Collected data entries
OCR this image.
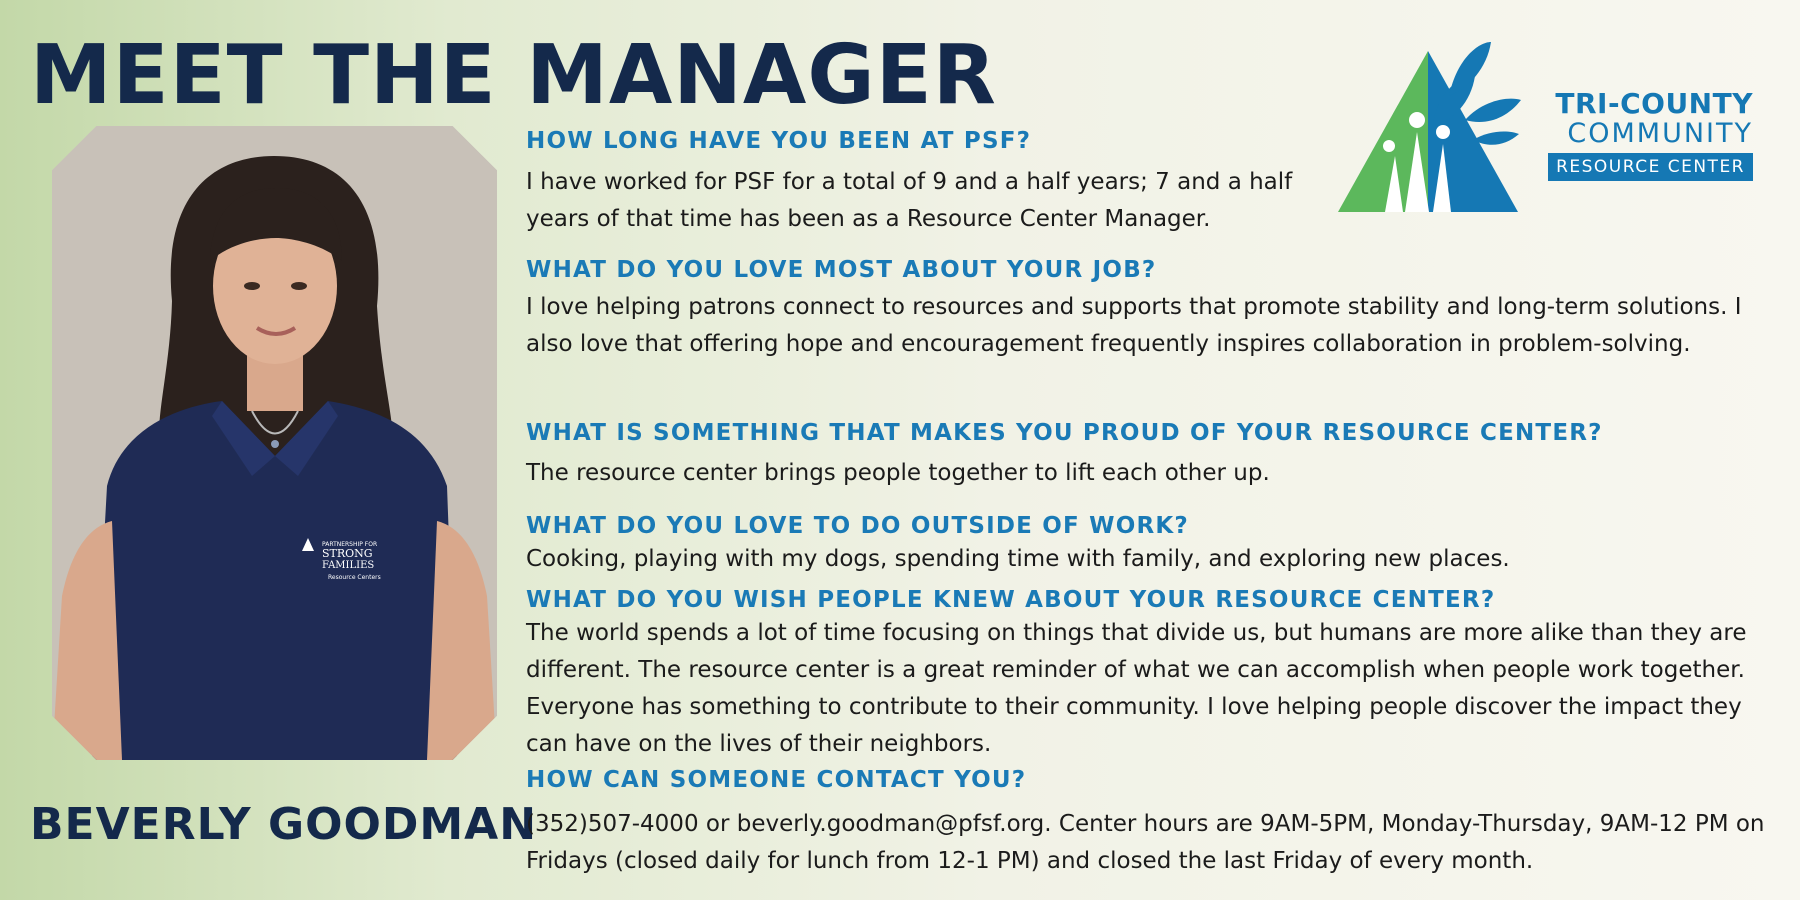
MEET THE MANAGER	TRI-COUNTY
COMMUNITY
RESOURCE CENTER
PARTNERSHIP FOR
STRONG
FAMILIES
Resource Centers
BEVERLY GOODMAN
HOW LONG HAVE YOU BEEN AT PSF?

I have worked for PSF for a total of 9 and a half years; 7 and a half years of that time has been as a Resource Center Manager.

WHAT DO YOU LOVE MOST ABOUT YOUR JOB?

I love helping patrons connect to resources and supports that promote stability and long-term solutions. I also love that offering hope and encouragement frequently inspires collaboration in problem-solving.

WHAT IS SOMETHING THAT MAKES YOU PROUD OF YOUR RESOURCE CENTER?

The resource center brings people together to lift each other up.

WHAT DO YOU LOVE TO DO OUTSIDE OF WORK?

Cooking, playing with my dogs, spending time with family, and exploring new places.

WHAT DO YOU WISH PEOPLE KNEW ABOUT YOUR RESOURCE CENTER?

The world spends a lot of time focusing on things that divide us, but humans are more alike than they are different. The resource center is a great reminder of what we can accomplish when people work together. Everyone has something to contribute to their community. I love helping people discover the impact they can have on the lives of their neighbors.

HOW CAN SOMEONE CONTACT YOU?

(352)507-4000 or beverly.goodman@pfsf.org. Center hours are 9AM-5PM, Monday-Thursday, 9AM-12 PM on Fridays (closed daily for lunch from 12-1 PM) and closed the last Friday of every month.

---

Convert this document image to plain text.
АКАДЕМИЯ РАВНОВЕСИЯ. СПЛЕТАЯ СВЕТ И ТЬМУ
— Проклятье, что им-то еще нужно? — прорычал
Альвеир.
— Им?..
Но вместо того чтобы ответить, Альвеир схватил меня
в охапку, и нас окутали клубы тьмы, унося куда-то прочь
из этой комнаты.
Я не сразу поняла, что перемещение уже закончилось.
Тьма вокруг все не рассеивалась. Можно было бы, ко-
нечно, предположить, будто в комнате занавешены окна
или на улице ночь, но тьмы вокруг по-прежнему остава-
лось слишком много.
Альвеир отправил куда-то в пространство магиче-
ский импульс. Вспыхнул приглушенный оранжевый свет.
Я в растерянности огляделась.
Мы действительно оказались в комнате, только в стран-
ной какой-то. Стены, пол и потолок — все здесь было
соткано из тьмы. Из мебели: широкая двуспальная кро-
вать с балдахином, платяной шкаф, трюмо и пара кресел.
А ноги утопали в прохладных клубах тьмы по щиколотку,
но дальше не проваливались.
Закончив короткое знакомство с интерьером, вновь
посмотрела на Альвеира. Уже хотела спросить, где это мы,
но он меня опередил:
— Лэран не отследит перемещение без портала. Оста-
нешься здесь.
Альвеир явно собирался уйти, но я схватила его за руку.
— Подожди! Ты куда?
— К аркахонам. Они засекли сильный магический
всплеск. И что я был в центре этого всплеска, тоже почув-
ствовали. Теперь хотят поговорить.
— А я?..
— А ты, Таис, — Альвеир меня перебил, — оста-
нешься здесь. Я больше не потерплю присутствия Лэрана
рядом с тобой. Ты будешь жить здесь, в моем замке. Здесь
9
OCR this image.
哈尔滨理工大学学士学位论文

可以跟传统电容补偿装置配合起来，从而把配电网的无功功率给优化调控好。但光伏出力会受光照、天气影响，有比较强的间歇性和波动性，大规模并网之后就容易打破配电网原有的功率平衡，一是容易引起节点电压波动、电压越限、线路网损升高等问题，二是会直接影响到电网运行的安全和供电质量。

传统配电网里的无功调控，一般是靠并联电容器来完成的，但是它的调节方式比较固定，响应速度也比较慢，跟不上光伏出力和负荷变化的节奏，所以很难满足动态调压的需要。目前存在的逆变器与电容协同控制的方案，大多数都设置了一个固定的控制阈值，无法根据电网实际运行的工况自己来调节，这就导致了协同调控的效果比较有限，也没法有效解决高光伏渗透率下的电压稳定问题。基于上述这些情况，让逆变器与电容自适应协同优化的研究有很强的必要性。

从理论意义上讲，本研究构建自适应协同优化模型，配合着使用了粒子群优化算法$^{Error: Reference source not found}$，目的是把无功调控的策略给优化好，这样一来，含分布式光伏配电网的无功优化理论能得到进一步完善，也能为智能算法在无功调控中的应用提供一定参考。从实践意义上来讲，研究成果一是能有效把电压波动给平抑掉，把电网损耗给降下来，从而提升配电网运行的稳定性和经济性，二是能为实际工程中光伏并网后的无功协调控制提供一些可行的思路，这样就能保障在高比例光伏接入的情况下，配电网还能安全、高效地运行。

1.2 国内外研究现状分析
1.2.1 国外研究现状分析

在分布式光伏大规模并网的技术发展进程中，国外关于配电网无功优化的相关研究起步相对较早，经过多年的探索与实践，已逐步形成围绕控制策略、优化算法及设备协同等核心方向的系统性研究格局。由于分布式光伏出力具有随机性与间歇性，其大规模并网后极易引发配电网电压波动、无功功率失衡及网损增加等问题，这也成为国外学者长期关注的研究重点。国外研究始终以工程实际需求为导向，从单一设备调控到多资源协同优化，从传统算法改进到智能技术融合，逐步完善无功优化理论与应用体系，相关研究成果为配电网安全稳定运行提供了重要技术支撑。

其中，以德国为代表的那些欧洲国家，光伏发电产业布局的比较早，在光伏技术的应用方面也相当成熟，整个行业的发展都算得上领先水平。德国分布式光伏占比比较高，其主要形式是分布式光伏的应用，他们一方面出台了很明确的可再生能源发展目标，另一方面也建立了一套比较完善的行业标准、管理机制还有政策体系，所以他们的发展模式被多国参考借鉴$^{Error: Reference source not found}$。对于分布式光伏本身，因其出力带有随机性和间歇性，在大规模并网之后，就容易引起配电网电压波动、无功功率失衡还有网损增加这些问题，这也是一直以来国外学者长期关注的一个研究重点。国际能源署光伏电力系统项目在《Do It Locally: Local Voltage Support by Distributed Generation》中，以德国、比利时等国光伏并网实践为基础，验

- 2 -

==

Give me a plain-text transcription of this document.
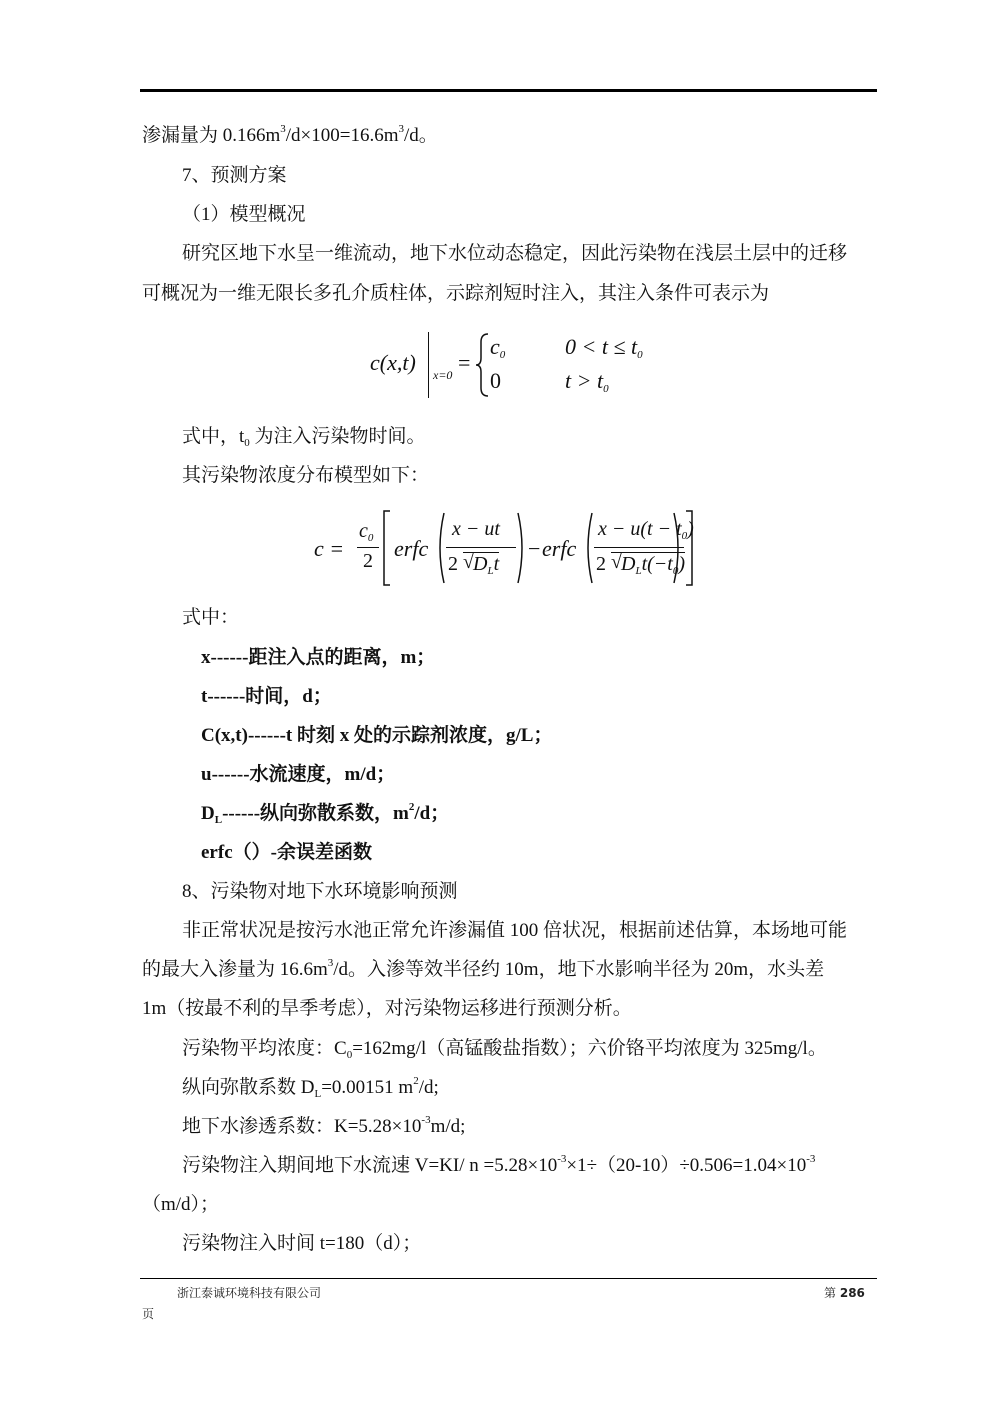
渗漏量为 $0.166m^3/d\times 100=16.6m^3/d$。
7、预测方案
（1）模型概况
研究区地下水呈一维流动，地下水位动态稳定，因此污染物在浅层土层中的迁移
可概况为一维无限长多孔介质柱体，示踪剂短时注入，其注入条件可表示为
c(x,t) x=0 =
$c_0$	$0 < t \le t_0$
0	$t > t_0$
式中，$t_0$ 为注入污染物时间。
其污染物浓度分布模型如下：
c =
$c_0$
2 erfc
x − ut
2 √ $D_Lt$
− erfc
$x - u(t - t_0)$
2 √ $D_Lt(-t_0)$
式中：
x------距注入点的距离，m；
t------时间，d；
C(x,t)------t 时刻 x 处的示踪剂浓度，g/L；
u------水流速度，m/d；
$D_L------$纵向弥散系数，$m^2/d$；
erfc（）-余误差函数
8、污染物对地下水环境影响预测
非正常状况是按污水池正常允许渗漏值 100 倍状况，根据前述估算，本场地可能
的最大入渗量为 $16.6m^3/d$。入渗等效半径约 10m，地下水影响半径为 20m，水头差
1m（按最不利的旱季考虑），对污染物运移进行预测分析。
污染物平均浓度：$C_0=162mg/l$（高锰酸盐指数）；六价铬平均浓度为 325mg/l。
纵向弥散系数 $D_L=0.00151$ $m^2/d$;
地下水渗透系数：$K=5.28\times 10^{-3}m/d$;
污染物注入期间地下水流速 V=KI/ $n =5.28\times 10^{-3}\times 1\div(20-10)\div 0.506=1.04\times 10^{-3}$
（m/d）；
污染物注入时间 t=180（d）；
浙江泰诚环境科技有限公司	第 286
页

Direction >> Select every line in the material above where the string "document" occurs, and copy it.

Finished answer >>
Convert this document image to plain text.
Give me a plain-text transcription of this document.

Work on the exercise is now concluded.